[start Listed records]

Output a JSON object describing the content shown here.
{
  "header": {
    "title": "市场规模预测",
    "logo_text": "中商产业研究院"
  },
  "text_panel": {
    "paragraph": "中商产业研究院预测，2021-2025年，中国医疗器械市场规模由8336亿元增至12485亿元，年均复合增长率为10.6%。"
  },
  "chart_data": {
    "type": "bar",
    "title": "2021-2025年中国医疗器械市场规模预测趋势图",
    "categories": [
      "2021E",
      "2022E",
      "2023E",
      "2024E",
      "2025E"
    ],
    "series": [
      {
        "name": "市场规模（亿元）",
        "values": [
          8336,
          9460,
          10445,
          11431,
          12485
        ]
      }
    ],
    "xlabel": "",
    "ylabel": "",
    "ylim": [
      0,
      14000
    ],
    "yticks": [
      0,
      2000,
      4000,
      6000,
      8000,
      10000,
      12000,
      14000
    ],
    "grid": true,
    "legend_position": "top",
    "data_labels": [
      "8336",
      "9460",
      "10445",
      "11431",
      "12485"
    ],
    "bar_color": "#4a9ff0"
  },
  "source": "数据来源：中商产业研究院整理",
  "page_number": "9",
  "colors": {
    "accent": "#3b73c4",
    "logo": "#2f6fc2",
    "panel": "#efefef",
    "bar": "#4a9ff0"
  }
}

[end Listed records]

Each line above must be reproduced exactly as it stands.

**Correct answer**
Output a JSON object describing the content shown here.
{
  "header": {
    "title": "市场规模预测",
    "logo_text": "中商产业研究院"
  },
  "text_panel": {
    "paragraph": "中商产业研究院预测，2021-2025年，中国医疗器械市场规模由8336亿元增至12485亿元，年均复合增长率为10.6%。"
  },
  "chart_data": {
    "type": "bar",
    "title": "2021-2025年中国医疗器械市场规模预测趋势图",
    "categories": [
      "2021E",
      "2022E",
      "2023E",
      "2024E",
      "2025E"
    ],
    "series": [
      {
        "name": "市场规模（亿元）",
        "values": [
          8336,
          9460,
          10445,
          11431,
          12485
        ]
      }
    ],
    "xlabel": "",
    "ylabel": "",
    "ylim": [
      0,
      14000
    ],
    "yticks": [
      0,
      2000,
      4000,
      6000,
      8000,
      10000,
      12000,
      14000
    ],
    "grid": true,
    "legend_position": "top",
    "data_labels": [
      "8336",
      "9460",
      "10445",
      "11431",
      "12485"
    ],
    "bar_color": "#4a9ff0"
  },
  "source": "数据来源：中商产业研究院整理",
  "page_number": "9",
  "colors": {
    "accent": "#3b73c4",
    "logo": "#2f6fc2",
    "panel": "#efefef",
    "bar": "#4a9ff0"
  }
}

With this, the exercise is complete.